» Task directions
Copy the artist's statement on compartmentalized drawing word for word from "Modernity forces us" to "the future whole.".

» Document text
══════════════════════════════

Wednesday, July 16, 2014

Satisfying, Necessary and Dangerous

Damaged Goods
Typewriter drawing on paper, graphite & double sided tape
45 x 48 inches (114 x 122 cm)

Eighty-Nine (detail)
Permanent marker & isopropyl alcohol on paper
22 ½ x 30 inches (56 x 76 cm)

Typewriter drawing on paper
One-hundred-fifty-eight 5-inch (13 cm) squares & six-hundred-thirty-two magnets/tacks 
7 feet (2.13 m) tall by 6 feet (1.82 m) wide

Permanent marker on paper
22 x 22 inches (56 x 56 cm)

Artist Statement:

 This method of drawing embodies all that is satisfying, necessary and dangerous about compartmentalization.

Modernity forces us to be vigilantly aware of a constant influx of information, lest we be thwarted, caught off guard, or left behind—a seemingly impossible task.  By first synthesizing and then chipping away at this information, we comfort ourselves with smallness, familiarity. We dissociate from the inconceivable.

Using a grid and a drawing tool, I address one segment at a time.  The looming threat of the greater image—one that might take ninety hours or thousands of strikes on the typewriter to complete—becomes a singular drawing, a smaller, conceivable task that is both separate from and part of the future whole.

The parallel to life is so clear—this essential process can also be dangerous. Synthesis and compartmentalization are of course necessary for survival, but cross a fine line and these abilities can transform into self-deception and denial, or harbor an obsession with control and perfection.

But how satisfying it is to draw this way! Walking that fine line fulfills this bizarre, fretful urge to attain perfection. Alongside (and perhaps contradictory to) this urge, I’ve come to enjoy the imperfections and happy accidents that my background in printmaking and drawing has led me to. I revel in working within a medium in which marks can’t be erased and blemishes are a part of the process. For me, it’s a funny, competitive exercise in self-flagellating gratification, and a reminder that I’m not a computer, yet.

══════════════════════════════

Dataset records:
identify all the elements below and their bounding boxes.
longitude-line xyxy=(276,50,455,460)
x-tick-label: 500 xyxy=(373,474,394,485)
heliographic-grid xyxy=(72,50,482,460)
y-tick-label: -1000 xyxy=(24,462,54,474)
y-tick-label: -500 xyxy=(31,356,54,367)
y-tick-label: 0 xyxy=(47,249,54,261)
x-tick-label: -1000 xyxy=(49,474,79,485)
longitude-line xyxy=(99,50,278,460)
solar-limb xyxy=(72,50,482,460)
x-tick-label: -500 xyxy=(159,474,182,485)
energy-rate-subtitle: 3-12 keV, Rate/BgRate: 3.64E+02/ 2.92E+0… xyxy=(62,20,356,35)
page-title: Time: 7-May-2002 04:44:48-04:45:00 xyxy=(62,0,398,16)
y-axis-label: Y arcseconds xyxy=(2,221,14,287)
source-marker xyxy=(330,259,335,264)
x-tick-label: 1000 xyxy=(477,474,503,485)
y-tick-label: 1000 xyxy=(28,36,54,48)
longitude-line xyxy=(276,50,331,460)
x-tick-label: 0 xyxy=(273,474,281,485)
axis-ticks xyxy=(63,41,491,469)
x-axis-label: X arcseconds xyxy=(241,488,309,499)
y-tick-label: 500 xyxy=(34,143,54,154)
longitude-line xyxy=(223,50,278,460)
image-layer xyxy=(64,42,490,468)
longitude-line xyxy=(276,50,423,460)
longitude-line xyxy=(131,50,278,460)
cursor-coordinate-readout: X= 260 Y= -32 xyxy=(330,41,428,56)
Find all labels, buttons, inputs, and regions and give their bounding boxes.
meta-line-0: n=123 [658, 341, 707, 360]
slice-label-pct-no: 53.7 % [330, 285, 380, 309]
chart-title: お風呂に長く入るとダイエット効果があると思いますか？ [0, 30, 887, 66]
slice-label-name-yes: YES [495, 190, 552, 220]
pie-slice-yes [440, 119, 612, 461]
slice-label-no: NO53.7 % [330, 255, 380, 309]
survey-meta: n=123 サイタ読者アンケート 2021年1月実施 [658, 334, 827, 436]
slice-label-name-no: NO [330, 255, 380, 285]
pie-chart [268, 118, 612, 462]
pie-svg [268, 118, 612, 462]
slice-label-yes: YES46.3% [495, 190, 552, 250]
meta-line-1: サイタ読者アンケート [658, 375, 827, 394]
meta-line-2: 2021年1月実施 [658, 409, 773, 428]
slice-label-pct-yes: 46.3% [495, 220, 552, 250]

══════════════════════════════

» Answer to the problem
Modernity forces us to be vigilantly aware of a constant influx of information, lest we be thwarted, caught off guard, or left behind—a seemingly impossible task.  By first synthesizing and then chipping away at this information, we comfort ourselves with smallness, familiarity. We dissociate from the inconceivable.

Using a grid and a drawing tool, I address one segment at a time.  The looming threat of the greater image—one that might take ninety hours or thousands of strikes on the typewriter to complete—becomes a singular drawing, a smaller, conceivable task that is both separate from and part of the future whole.